More than Márquez: Hispabooks’ Ana Pérez Galván on Contemporary Spanish Literature

Ana Pérez and Gregorio Doval

Gregorio Doval and Ana Pérez Galván

Brand new, Madrid-based independent publishing house Hispabooks has already generated buzz in the literary translation community and the publishing world, enriching the English-language book market with their first batch of releases from some of the most exciting and innovative contemporary Spanish authors. Founded in October, 2011 by Ana Pérez Galván and Gregorio Doval, two editors at large with more than 15 years in the Spanish publishing business, Hispabooks is focused and ambitious. Ana kindly discussed with me via e-mail how Hispabooks hopes to change the perception of Spanish literature among English-language readers worldwide.

How did you come to found Hispabooks?
My partner, Gregorio Doval and I set it up out of a will to do something about the little exposure Spanish writers have in the English book market. Having an urge to set up a project of our own, we came up with the idea of Hispabooks as the best way to contribute to the thriving of Spanish literary fiction beyond our borders.

Here in Spain, around 30% of what’s published every year is in translation, especially from English, but as you may well know, the English book market has a much lower rate of books in translation, with their infamous 3% rate. Within that, books from Spain are only in the fifth place, behind titles from German, French, Chinese, Japanese or Italian authors. With our deep knowledge of our own literature, we were dismayed to see how very few of our literary fiction writers managed to get a translation into English of their work and how sometimes English or American publishers seem to make a somewhat “strange” selection of Spanish titles to translate, taking on some minor works/authors and leaving out others, to us, more distinctive of what contemporary Spanish fiction from Spain has to offer nowadays (the economic crisis has fueled a creative boom). We have also seen a trend from publishers abroad to translate more Latin American authors than Spanish ones.

All that gave us the feeling there was some work to do here, and we decided to go ahead with Hispabooks!

 “…due to the lack of Spanish titles in translation, most English readers still associate Spanish literature with a very traditional and local culture, the one reflected in the great classical works (such as those of García Lorca or Ernest Hemingway) or popular topics like the Spanish Civil War.”

Why are you focused on contemporary Spanish fiction, and what is the void that you hope to fill with your books?
Both Gregorio and I have a true love for world literature but, as is logical, have a deeper knowledge of our own country’s contemporary literature than publishers abroad may have. Being that Spanish is our mother tongue and being knowledgeable in Spanish literature enables us to read the books we consider for publication and assess their literary quality with an independent criterion. With this approach we hope to fill the void left by non-Spanish publishers who are only able to access Spanish books via scouts, reading reports and sales statistics, which, in most cases amount to good choices, but leave out books which have been underrated in their original Spanish edition and, therefore, are usually overlooked.

We are also keen on offering in the long term a more modern, updated version of Spanish literature, as we feel that publishers abroad, when acquiring foreign titles, tend to look for the “local/exotic” taste that their readership is used to, due to a lack of variety from which to choose and which, in a way, results in a vicious circle.

As bookseller Mark Haber from Brazos bookstore put it in an article published a few months ago at Publishing Perspectives,“The days of Spanish language literature being reduced to Cervantes or García Márquez have passed. The diverse, expansive world of Spanish language literature is slowly getting recognized by English readers. I’ve seen this first-hand.” We totally subscribe to that.

- Data section -
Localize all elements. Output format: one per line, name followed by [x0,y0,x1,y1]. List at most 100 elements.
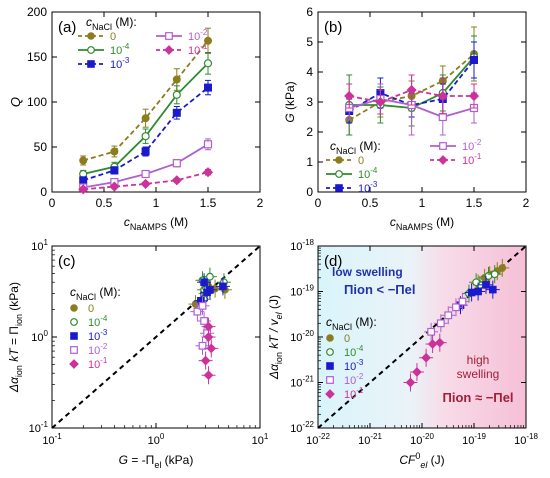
data-point [490,270,499,279]
data-point [204,36,212,45]
data-point [198,301,207,310]
x-tick-label: 10-18 [514,432,538,447]
data-point [375,96,386,108]
legend-title: cNaCl (M): [86,15,137,32]
legend-marker [335,184,343,192]
y-tick-label: 2 [306,125,313,139]
data-point [452,303,460,312]
legend-label: 10-2 [462,138,482,153]
annotation-swelling: swelling [457,367,500,381]
legend-title: cNaCl (M): [330,139,381,156]
x-axis-label: G = -Πel (kPa) [119,453,194,470]
data-point [110,147,119,156]
legend-marker [326,376,334,384]
y-axis-label: Δαion kT / vel (J) [267,295,284,380]
legend-marker [164,45,174,55]
data-point [78,184,89,195]
y-tick-label: 10-1 [29,420,49,435]
legend-marker [326,348,334,356]
data-point [405,377,416,388]
legend: cNaCl (M):010-410-310-210-1 [325,315,377,401]
y-tick-label: 4 [306,65,313,79]
data-point [421,352,431,363]
legend-marker [70,346,78,354]
legend-marker [87,32,95,40]
x-tick-label: 10-22 [306,432,330,447]
data-point [436,319,445,328]
y-tick-label: 1 [306,155,313,169]
x-tick-label: 2 [523,196,530,210]
y-axis-label: Q [8,97,23,107]
annotation-high-eq: Πion ≈ −Πel [442,390,513,405]
x-axis-label: CF0el (J) [399,451,444,470]
data-point [482,281,490,289]
y-tick-label: 200 [27,5,47,19]
data-point [206,343,217,354]
legend-label: 0 [344,333,350,345]
legend-label: 0 [110,31,116,43]
x-axis-label: cNaAMPS (M) [390,215,454,232]
legend-label: 10-3 [110,56,130,71]
series-line [82,40,209,162]
y-tick-label: 0 [40,185,47,199]
x-tick-label: 0.5 [362,196,379,210]
x-axis-label: cNaAMPS (M) [124,215,188,232]
legend-label: 10-3 [358,180,378,195]
x-tick-label: 0 [315,196,322,210]
y-tick-label: 10-21 [290,375,314,390]
legend-label: 10-4 [88,314,108,329]
data-point [470,56,478,64]
data-point [193,307,202,316]
legend-marker [325,389,335,399]
series-10-1 [198,317,219,385]
panel-label: (a) [58,19,76,36]
y-tick-label: 150 [27,50,47,64]
data-point [203,332,214,342]
y-axis-label: Δαion kT = Πion (kPa) [7,282,24,393]
y-tick-label: 10-19 [290,284,314,299]
data-point [79,176,88,185]
annotation-low-eq: Πion < −Πel [344,282,416,297]
data-point [171,175,182,186]
x-tick-label: 1.5 [466,196,483,210]
data-point [437,90,448,102]
legend-label: 10-2 [88,342,108,357]
data-point [200,355,211,366]
legend-label: 0 [88,303,94,315]
data-point [172,108,181,117]
legend-label: 10-2 [344,372,364,387]
data-point [172,90,181,99]
identity-line [51,245,261,429]
panel-label: (c) [58,253,76,270]
data-point [467,288,476,297]
legend-marker [438,155,448,165]
legend-title: cNaCl (M): [326,315,377,332]
legend-marker [326,362,334,370]
y-tick-label: 100 [27,95,47,109]
data-point [109,181,120,192]
series-line [82,86,209,182]
data-point [172,75,181,84]
series-10-1 [403,333,447,392]
x-tick-label: 10-19 [462,432,486,447]
x-tick-label: 10-20 [410,432,434,447]
x-tick-label: 0.5 [96,196,113,210]
data-point [203,140,213,149]
legend-marker [335,170,343,178]
data-point [141,114,150,123]
data-point [412,367,422,377]
data-point [427,327,436,336]
x-tick-label: 1.5 [200,196,217,210]
legend-marker [69,359,79,369]
data-point [110,166,119,175]
panel-label: (d) [324,253,342,270]
legend-label: 10-3 [88,328,108,343]
annotation-high: high [467,353,490,367]
x-tick-label: 2 [257,196,264,210]
legend-label: 10-1 [88,356,108,371]
series-0 [79,27,212,166]
data-point [140,178,151,189]
data-point [202,167,214,178]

- Complete the following -
- 1) List every literary author the Hispabooks interview mentions by name.
- 2) Carry on the Hispabooks interview from the point where it stops.

- Task-by-task results -
- 1) García Lorca, Ernest Hemingway, Cervantes, García Márquez

- 2)
Do you think English-language readers have any misconceptions about Spanish literature that you hope to correct with your publications?
In a way, the biggest misconception is the one Mark Haber pointed to in the mentioned article above: due to the lack of Spanish titles in translation, most English readers still associate Spanish literature with a very traditional and local culture/literature, the one reflected in the great classical works (such as those of García Lorca or Ernest Hemingway) or popular topics like the Spanish Civil War. In that sense, through our publications we hope to correct that, to help English readers be more broadminded when thinking about Spanish literature and world literature in translation in general.

Secondly, something very particular to our project is we are translating from our mother tongue into English, which is not the usual thing. Most publishers do the opposite: translate from other languages into their mother tongue. This means they are totally proficient at ensuring a translation “reads well”, but sometimes not so much so when it comes to assessing its “faithfulness” to the original text. I’m not referring to being literal, but to being really true to the meaning and the author’s register. In that sense, taking as a starting point the awesome and admirable work the translators we work with do, we distinguish ourselves during the copyediting process, checking the translation thoroughly alongside the original text and spotting mistakes and, specifically, undue or unnecessary cultural adaptations.

Paris-Marcos Giralt Torrente

Which titles are you most excited to introduce to readers this year?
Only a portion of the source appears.